WHAT YOU NEED TO DO:
Return all the data below as it stands, minus the pictures.

(Saved entries)
....

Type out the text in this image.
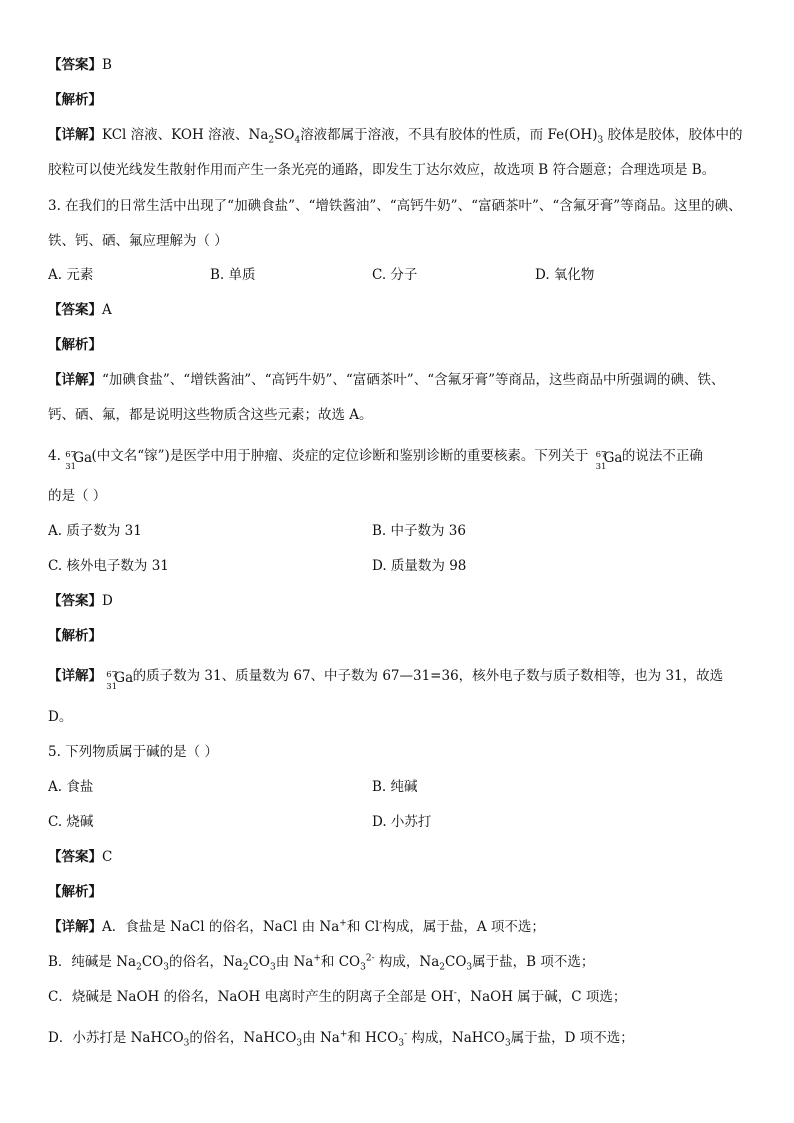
【答案】B
【解析】
【详解】KCl 溶液、KOH 溶液、$Na_2SO_4$溶液都属于溶液，不具有胶体的性质，而 $Fe(OH)_3$ 胶体是胶体，胶体中的
胶粒可以使光线发生散射作用而产生一条光亮的通路，即发生丁达尔效应，故选项 B 符合题意；合理选项是 B。
3. 在我们的日常生活中出现了“加碘食盐”、“增铁酱油”、“高钙牛奶”、“富硒茶叶”、“含氟牙膏”等商品。这里的碘、
铁、钙、硒、氟应理解为（ ）
A. 元素	B. 单质	C. 分子	D. 氧化物
【答案】A
【解析】
【详解】“加碘食盐”、“增铁酱油”、“高钙牛奶”、“富硒茶叶”、“含氟牙膏”等商品，这些商品中所强调的碘、铁、
钙、硒、氟，都是说明这些物质含这些元素；故选 A。
4. 67
31
Ga (中文名“镓”)是医学中用于肿瘤、炎症的定位诊断和鉴别诊断的重要核素。下列关于 67
31
Ga 的说法不正确
的是（ ）
A. 质子数为 31	B. 中子数为 36
C. 核外电子数为 31	D. 质量数为 98
【答案】D
【解析】
【详解】 67
31
Ga 的质子数为 31、质量数为 67、中子数为 67—31=36，核外电子数与质子数相等，也为 31，故选
D。
5. 下列物质属于碱的是（ ）
A. 食盐	B. 纯碱
C. 烧碱	D. 小苏打
【答案】C
【解析】
【详解】A．食盐是 NaCl 的俗名，NaCl 由 Na+和 Cl-构成，属于盐，A 项不选；
B．纯碱是 $Na_2CO_3$的俗名，$Na_2CO_3$由 Na+和 $CO_3^{2-}$ 构成，$Na_2CO_3$属于盐，B 项不选；
C．烧碱是 NaOH 的俗名，NaOH 电离时产生的阴离子全部是 OH-，NaOH 属于碱，C 项选；
D．小苏打是 NaHCO$_3$的俗名，NaHCO$_3$由 Na+和 $HCO_3^-$ 构成，NaHCO$_3$属于盐，D 项不选；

....

IN RESPONSE:
Type out the text in this image.
【答案】B
【解析】
【详解】KCl 溶液、KOH 溶液、$Na_2SO_4$溶液都属于溶液，不具有胶体的性质，而 $Fe(OH)_3$ 胶体是胶体，胶体中的
胶粒可以使光线发生散射作用而产生一条光亮的通路，即发生丁达尔效应，故选项 B 符合题意；合理选项是 B。
3. 在我们的日常生活中出现了“加碘食盐”、“增铁酱油”、“高钙牛奶”、“富硒茶叶”、“含氟牙膏”等商品。这里的碘、
铁、钙、硒、氟应理解为（ ）
A. 元素	B. 单质	C. 分子	D. 氧化物
【答案】A
【解析】
【详解】“加碘食盐”、“增铁酱油”、“高钙牛奶”、“富硒茶叶”、“含氟牙膏”等商品，这些商品中所强调的碘、铁、
钙、硒、氟，都是说明这些物质含这些元素；故选 A。
4. 67
31
Ga (中文名“镓”)是医学中用于肿瘤、炎症的定位诊断和鉴别诊断的重要核素。下列关于 67
31
Ga 的说法不正确
的是（ ）
A. 质子数为 31	B. 中子数为 36
C. 核外电子数为 31	D. 质量数为 98
【答案】D
【解析】
【详解】 67
31
Ga 的质子数为 31、质量数为 67、中子数为 67—31=36，核外电子数与质子数相等，也为 31，故选
D。
5. 下列物质属于碱的是（ ）
A. 食盐	B. 纯碱
C. 烧碱	D. 小苏打
【答案】C
【解析】
【详解】A．食盐是 NaCl 的俗名，NaCl 由 Na+和 Cl-构成，属于盐，A 项不选；
B．纯碱是 $Na_2CO_3$的俗名，$Na_2CO_3$由 Na+和 $CO_3^{2-}$ 构成，$Na_2CO_3$属于盐，B 项不选；
C．烧碱是 NaOH 的俗名，NaOH 电离时产生的阴离子全部是 OH-，NaOH 属于碱，C 项选；
D．小苏打是 NaHCO$_3$的俗名，NaHCO$_3$由 Na+和 $HCO_3^-$ 构成，NaHCO$_3$属于盐，D 项不选；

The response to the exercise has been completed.